List all the lines in these records that hold "ylabel".
[start Supplied data]
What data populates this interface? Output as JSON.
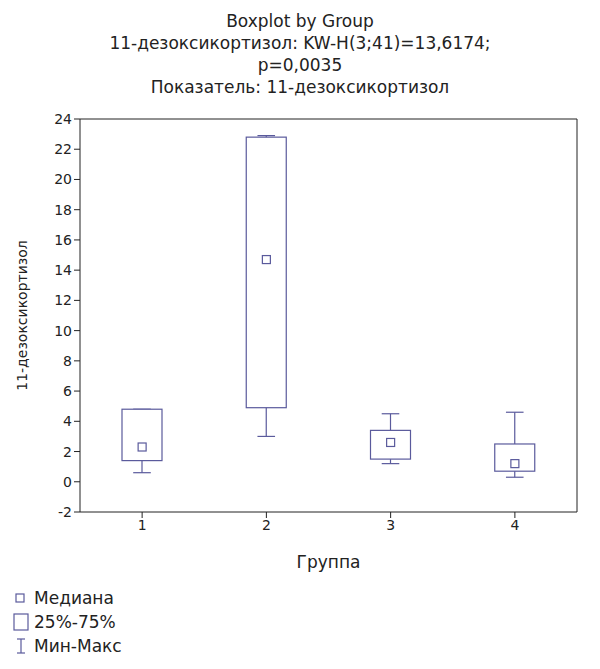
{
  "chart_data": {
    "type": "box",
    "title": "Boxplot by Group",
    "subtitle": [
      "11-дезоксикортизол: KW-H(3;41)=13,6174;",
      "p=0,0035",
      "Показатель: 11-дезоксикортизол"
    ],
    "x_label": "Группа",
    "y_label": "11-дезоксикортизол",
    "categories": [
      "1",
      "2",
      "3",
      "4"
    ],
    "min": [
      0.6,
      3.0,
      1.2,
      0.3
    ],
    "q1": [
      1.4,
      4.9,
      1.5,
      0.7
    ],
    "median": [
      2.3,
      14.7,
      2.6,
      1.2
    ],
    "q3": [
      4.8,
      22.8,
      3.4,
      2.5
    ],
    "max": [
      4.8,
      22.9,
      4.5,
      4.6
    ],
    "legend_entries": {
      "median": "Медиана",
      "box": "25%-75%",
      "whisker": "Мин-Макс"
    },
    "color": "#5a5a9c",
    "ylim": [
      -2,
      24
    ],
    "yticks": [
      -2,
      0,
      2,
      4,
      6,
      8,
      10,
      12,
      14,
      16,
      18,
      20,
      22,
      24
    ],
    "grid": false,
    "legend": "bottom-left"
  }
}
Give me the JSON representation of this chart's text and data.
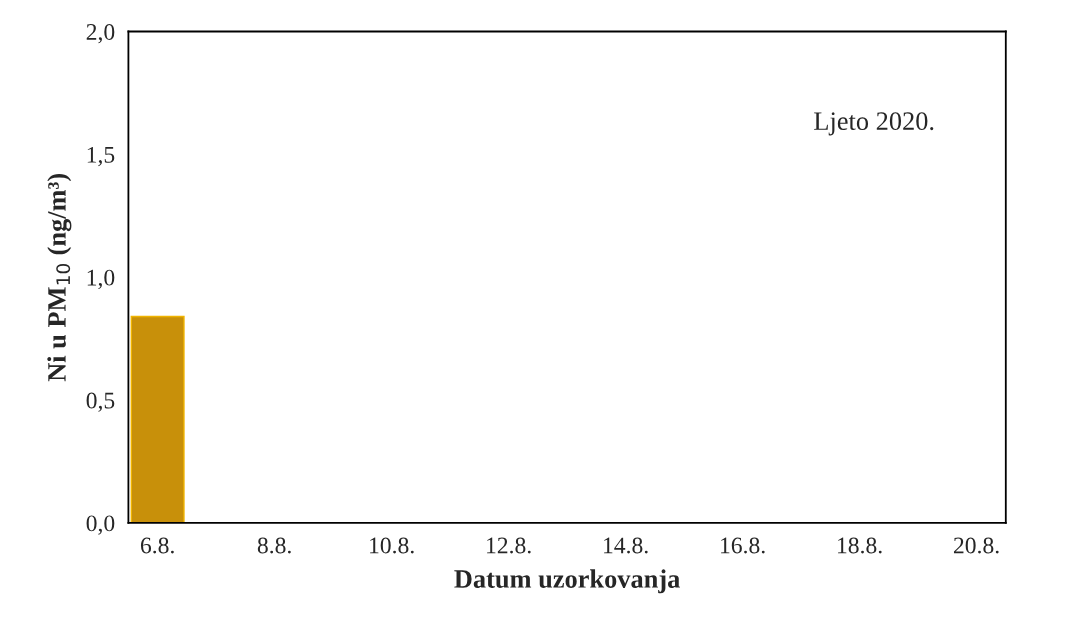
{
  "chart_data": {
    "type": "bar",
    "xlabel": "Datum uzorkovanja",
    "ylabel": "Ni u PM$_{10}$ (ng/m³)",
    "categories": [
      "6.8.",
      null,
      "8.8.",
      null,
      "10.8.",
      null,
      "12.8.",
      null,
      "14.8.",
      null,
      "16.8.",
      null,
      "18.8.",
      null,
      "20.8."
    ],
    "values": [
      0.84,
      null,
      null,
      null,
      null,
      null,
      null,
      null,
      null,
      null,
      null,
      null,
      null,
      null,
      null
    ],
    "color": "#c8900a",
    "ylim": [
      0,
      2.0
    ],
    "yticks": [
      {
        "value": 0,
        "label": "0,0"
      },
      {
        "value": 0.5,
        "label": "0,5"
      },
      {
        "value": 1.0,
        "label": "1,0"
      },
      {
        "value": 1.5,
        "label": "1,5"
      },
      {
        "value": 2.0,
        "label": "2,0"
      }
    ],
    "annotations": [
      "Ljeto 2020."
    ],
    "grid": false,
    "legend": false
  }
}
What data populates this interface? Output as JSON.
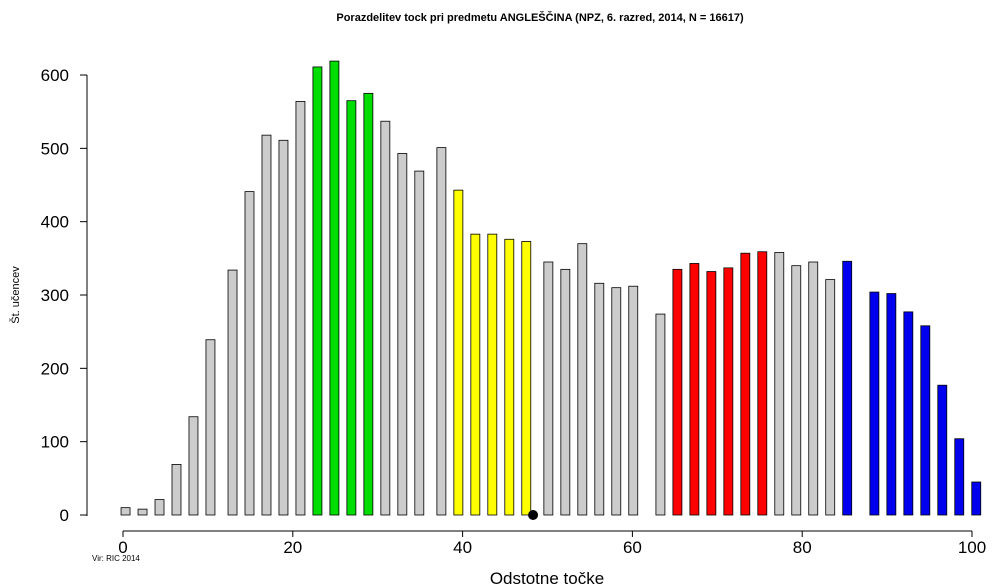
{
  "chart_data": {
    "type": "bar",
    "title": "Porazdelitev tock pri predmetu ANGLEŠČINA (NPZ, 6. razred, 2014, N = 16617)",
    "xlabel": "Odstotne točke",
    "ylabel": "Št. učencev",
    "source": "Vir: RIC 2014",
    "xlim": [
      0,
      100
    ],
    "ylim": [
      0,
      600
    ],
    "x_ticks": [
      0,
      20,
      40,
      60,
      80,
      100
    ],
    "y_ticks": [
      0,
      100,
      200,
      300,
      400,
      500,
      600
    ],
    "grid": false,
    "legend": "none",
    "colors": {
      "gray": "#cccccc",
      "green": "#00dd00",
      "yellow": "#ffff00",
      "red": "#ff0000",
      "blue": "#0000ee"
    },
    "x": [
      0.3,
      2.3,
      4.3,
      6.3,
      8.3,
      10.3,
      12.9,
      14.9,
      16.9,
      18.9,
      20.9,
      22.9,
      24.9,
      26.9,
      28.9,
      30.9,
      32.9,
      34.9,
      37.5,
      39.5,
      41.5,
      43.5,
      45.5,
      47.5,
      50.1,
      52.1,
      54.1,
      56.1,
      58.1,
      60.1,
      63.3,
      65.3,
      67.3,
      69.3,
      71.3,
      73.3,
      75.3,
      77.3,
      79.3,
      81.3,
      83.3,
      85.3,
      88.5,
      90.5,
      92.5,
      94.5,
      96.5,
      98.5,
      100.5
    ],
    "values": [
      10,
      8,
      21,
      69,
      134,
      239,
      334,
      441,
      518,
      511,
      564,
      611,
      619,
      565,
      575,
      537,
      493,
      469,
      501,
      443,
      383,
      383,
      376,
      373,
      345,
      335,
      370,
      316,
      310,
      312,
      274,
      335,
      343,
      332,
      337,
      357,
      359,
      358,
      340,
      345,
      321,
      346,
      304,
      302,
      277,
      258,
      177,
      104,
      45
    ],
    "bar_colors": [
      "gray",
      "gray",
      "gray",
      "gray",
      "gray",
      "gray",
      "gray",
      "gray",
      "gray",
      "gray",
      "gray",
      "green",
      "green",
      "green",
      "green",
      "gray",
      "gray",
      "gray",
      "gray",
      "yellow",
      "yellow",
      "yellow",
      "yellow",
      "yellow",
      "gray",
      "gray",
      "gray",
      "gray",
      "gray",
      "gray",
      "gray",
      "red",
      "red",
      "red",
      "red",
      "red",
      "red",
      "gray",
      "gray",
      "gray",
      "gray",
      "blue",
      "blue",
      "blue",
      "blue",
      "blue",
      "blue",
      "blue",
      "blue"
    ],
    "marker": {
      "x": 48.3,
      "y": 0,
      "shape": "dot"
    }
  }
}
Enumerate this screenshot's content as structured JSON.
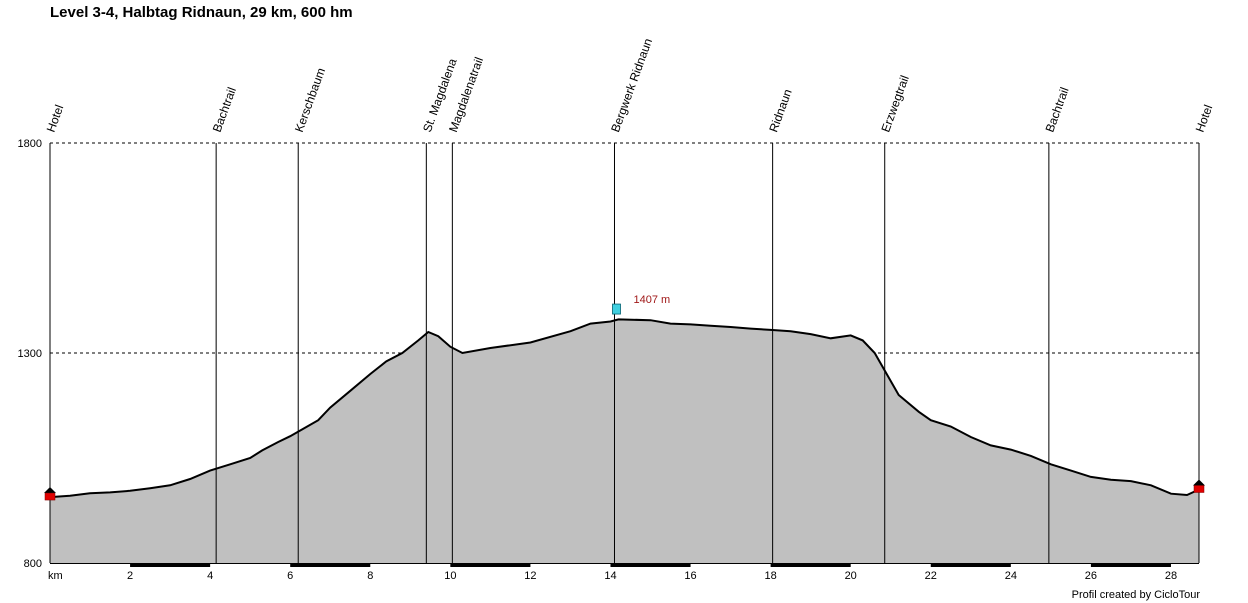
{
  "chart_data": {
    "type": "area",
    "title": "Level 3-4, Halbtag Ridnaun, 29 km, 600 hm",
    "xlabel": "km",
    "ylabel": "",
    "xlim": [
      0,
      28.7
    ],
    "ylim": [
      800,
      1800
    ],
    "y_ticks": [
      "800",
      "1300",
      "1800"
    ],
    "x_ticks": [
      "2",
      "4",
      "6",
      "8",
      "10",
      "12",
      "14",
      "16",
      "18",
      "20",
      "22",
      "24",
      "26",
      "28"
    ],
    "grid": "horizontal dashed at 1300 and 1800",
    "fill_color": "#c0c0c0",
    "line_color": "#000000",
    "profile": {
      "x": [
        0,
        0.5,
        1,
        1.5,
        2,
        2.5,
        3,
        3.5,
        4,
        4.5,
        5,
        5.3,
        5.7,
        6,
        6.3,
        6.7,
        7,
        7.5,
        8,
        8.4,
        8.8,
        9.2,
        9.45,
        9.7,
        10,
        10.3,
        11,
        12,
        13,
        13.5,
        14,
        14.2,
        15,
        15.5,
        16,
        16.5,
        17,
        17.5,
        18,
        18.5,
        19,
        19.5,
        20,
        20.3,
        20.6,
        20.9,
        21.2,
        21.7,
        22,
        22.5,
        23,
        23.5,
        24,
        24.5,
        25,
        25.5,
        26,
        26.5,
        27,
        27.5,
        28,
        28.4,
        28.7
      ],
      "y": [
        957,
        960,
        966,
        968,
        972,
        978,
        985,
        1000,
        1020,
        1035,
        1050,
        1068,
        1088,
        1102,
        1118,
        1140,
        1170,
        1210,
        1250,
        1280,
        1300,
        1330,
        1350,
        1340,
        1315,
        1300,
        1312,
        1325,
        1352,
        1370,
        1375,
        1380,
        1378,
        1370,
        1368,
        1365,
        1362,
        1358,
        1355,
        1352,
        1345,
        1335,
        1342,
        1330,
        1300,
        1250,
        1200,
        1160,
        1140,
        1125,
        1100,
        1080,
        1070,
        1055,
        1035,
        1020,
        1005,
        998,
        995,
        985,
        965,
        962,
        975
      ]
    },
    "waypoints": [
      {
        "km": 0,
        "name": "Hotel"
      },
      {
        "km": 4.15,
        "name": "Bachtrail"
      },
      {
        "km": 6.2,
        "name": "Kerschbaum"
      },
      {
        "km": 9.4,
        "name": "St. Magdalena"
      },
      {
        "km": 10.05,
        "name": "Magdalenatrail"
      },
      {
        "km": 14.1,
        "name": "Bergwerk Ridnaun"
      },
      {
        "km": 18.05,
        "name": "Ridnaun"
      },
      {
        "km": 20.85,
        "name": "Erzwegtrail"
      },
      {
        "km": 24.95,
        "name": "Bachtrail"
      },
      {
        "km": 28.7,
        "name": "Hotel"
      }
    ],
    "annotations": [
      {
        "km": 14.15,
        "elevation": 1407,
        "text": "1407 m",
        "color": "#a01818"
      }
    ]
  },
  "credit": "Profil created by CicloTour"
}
[end Supplied data]
The answer:
    "ylabel": "Ni u PM$_{10}$ (ng/m³)",
    "ylabel": "Št. učencev",
    "ylabel": "",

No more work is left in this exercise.